**GIVEN EXERCISE**
Count the lines in the records below that contain the string "section", and give only that number.

**DATA ROWS**
════

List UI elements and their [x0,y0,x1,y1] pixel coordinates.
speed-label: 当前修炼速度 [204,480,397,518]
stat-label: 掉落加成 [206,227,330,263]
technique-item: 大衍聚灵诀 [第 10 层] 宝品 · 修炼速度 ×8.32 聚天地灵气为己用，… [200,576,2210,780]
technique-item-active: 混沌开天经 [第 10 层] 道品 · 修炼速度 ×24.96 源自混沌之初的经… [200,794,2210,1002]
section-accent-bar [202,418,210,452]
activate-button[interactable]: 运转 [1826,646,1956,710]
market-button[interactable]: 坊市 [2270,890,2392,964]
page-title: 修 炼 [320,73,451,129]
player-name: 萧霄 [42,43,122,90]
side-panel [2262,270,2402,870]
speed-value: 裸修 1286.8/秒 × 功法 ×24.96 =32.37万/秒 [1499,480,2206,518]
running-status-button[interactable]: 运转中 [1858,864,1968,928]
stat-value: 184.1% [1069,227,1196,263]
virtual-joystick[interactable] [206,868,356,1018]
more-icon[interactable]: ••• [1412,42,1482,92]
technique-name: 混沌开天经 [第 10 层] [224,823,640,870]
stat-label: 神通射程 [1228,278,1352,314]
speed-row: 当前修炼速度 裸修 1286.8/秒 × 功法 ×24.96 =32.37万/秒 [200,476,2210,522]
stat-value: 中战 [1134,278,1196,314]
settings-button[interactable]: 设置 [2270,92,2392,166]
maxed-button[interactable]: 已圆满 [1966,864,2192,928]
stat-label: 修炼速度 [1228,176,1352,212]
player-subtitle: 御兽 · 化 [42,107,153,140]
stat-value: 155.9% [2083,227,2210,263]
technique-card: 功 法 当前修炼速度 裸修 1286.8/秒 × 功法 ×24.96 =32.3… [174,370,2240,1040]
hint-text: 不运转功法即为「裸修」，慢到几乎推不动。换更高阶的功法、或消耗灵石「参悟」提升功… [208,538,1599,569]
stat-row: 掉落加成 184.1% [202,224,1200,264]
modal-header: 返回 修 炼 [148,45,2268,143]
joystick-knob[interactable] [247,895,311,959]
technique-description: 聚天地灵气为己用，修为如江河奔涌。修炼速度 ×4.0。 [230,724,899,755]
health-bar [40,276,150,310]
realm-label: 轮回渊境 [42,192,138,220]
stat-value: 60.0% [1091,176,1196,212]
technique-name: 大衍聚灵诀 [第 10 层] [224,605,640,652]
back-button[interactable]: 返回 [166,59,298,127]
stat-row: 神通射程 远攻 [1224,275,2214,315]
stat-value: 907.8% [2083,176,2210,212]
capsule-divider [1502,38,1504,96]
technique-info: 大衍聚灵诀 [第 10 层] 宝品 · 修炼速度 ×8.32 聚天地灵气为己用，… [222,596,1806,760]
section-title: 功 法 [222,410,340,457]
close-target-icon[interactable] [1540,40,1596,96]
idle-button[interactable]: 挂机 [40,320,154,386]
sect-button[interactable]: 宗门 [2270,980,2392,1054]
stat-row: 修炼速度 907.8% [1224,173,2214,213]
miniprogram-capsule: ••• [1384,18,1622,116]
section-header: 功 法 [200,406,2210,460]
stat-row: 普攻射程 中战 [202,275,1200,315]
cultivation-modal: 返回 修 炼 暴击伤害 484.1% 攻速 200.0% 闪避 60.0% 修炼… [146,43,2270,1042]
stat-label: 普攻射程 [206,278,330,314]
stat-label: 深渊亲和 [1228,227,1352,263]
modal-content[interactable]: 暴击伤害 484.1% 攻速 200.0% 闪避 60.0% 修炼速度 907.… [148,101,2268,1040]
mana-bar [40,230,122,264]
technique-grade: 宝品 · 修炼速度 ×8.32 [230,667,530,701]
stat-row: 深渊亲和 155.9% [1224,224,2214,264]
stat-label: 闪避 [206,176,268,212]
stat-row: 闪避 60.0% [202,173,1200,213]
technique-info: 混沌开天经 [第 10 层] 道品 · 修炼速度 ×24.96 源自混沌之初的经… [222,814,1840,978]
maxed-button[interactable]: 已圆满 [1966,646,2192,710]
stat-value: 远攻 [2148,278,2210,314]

════

**SOLVED EXERCISE**
3